Look through the data below. Show each line where the string "JSON" occurs.

━━━━━ DATASET ENTRIES ━━━━━

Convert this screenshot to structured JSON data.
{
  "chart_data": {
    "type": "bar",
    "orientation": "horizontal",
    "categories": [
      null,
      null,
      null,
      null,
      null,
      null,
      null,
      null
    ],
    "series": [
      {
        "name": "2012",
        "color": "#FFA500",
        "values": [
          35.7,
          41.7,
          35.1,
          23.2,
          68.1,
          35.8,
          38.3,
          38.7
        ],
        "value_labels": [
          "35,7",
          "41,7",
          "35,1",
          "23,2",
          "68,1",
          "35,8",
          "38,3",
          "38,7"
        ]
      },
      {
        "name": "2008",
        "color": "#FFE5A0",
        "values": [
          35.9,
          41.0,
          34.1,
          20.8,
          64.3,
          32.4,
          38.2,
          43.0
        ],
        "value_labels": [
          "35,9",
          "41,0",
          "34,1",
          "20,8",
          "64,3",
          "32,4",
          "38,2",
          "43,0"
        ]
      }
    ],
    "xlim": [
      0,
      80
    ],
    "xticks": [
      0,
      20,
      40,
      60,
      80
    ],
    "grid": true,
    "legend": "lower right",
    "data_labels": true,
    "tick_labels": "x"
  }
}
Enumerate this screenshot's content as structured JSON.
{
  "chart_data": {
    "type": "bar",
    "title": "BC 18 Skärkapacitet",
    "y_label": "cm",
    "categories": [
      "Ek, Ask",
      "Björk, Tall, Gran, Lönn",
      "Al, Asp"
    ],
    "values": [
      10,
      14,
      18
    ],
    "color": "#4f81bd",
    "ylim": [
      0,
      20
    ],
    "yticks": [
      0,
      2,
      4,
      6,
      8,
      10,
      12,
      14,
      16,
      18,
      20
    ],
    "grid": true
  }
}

━━━━━

IN RESPONSE
Convert this screenshot to structured JSON data.
Enumerate this screenshot's content as structured JSON.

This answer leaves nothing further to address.